• [RECORDS SUPPLIED]:
•••••

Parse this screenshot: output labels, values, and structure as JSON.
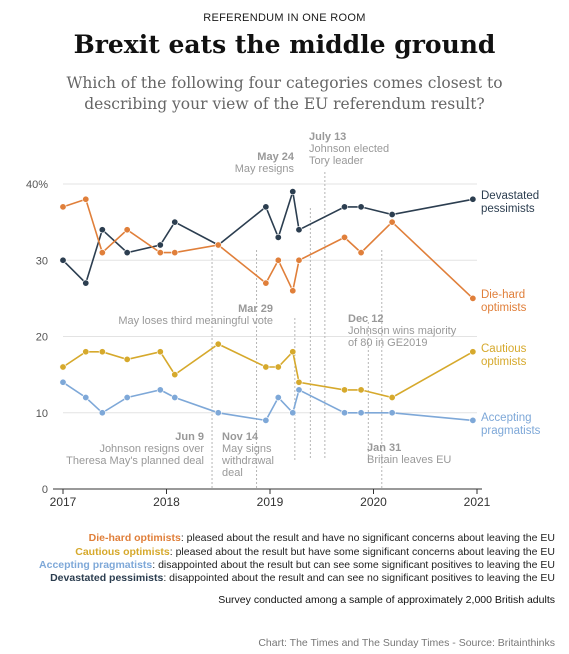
{
  "header": {
    "kicker": "REFERENDUM IN ONE ROOM",
    "title": "Brexit eats the middle ground",
    "subtitle": "Which of the following four categories comes closest to describing your view of the EU referendum result?"
  },
  "chart_data": {
    "type": "line",
    "x_axis": {
      "min": 2017.0,
      "max": 2021.0,
      "ticks": [
        "2017",
        "2018",
        "2019",
        "2020",
        "2021"
      ]
    },
    "y_axis": {
      "min": 0,
      "max": 40,
      "ticks": [
        "0",
        "10",
        "20",
        "30",
        "40%"
      ]
    },
    "grid": "horizontal",
    "series": [
      {
        "name": "Devastated pessimists",
        "label_lines": [
          "Devastated",
          "pessimists"
        ],
        "color": "#2c3e50",
        "points": [
          [
            2017.0,
            30
          ],
          [
            2017.22,
            27
          ],
          [
            2017.38,
            34
          ],
          [
            2017.62,
            31
          ],
          [
            2017.94,
            32
          ],
          [
            2018.08,
            35
          ],
          [
            2018.5,
            32
          ],
          [
            2018.96,
            37
          ],
          [
            2019.08,
            33
          ],
          [
            2019.22,
            39
          ],
          [
            2019.28,
            34
          ],
          [
            2019.72,
            37
          ],
          [
            2019.88,
            37
          ],
          [
            2020.18,
            36
          ],
          [
            2020.96,
            38
          ]
        ]
      },
      {
        "name": "Die-hard optimists",
        "label_lines": [
          "Die-hard",
          "optimists"
        ],
        "color": "#e07f3a",
        "points": [
          [
            2017.0,
            37
          ],
          [
            2017.22,
            38
          ],
          [
            2017.38,
            31
          ],
          [
            2017.62,
            34
          ],
          [
            2017.94,
            31
          ],
          [
            2018.08,
            31
          ],
          [
            2018.5,
            32
          ],
          [
            2018.96,
            27
          ],
          [
            2019.08,
            30
          ],
          [
            2019.22,
            26
          ],
          [
            2019.28,
            30
          ],
          [
            2019.72,
            33
          ],
          [
            2019.88,
            31
          ],
          [
            2020.18,
            35
          ],
          [
            2020.96,
            25
          ]
        ]
      },
      {
        "name": "Cautious optimists",
        "label_lines": [
          "Cautious",
          "optimists"
        ],
        "color": "#d6a92c",
        "points": [
          [
            2017.0,
            16
          ],
          [
            2017.22,
            18
          ],
          [
            2017.38,
            18
          ],
          [
            2017.62,
            17
          ],
          [
            2017.94,
            18
          ],
          [
            2018.08,
            15
          ],
          [
            2018.5,
            19
          ],
          [
            2018.96,
            16
          ],
          [
            2019.08,
            16
          ],
          [
            2019.22,
            18
          ],
          [
            2019.28,
            14
          ],
          [
            2019.72,
            13
          ],
          [
            2019.88,
            13
          ],
          [
            2020.18,
            12
          ],
          [
            2020.96,
            18
          ]
        ]
      },
      {
        "name": "Accepting pragmatists",
        "label_lines": [
          "Accepting",
          "pragmatists"
        ],
        "color": "#7ea8d8",
        "points": [
          [
            2017.0,
            14
          ],
          [
            2017.22,
            12
          ],
          [
            2017.38,
            10
          ],
          [
            2017.62,
            12
          ],
          [
            2017.94,
            13
          ],
          [
            2018.08,
            12
          ],
          [
            2018.5,
            10
          ],
          [
            2018.96,
            9
          ],
          [
            2019.08,
            12
          ],
          [
            2019.22,
            10
          ],
          [
            2019.28,
            13
          ],
          [
            2019.72,
            10
          ],
          [
            2019.88,
            10
          ],
          [
            2020.18,
            10
          ],
          [
            2020.96,
            9
          ]
        ]
      }
    ],
    "events": [
      {
        "date": "May 24",
        "lines": [
          "May resigns"
        ]
      },
      {
        "date": "July 13",
        "lines": [
          "Johnson elected",
          "Tory leader"
        ]
      },
      {
        "date": "Mar 29",
        "lines": [
          "May loses third meaningful vote"
        ]
      },
      {
        "date": "Dec 12",
        "lines": [
          "Johnson wins majority",
          "of 80 in GE2019"
        ]
      },
      {
        "date": "Jun 9",
        "lines": [
          "Johnson resigns over",
          "Theresa May's planned deal"
        ]
      },
      {
        "date": "Nov 14",
        "lines": [
          "May signs",
          "withdrawal",
          "deal"
        ]
      },
      {
        "date": "Jan 31",
        "lines": [
          "Britain leaves EU"
        ]
      }
    ]
  },
  "definitions": [
    {
      "term": "Die-hard optimists",
      "text": ": pleased about the result and have no significant concerns about leaving the EU",
      "color": "#e07f3a"
    },
    {
      "term": "Cautious optimists",
      "text": ": pleased about the result but have some significant concerns about leaving the EU",
      "color": "#d6a92c"
    },
    {
      "term": "Accepting pragmatists",
      "text": ": disappointed about the result but can see some significant positives to leaving the EU",
      "color": "#7ea8d8"
    },
    {
      "term": "Devastated pessimists",
      "text": ": disappointed about the result and can see no significant positives to leaving the EU",
      "color": "#2c3e50"
    }
  ],
  "footer": {
    "survey": "Survey conducted among a sample of approximately 2,000 British adults",
    "source": "Chart: The Times and The Sunday Times - Source: Britainthinks"
  }
}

•••••

• [GOAL OF THE EXERCISE]:
Look through the lines above and collect those with the word "name".

• [FULL SOLUTION]:
        "name": "Devastated pessimists",
        "name": "Die-hard optimists",
        "name": "Cautious optimists",
        "name": "Accepting pragmatists",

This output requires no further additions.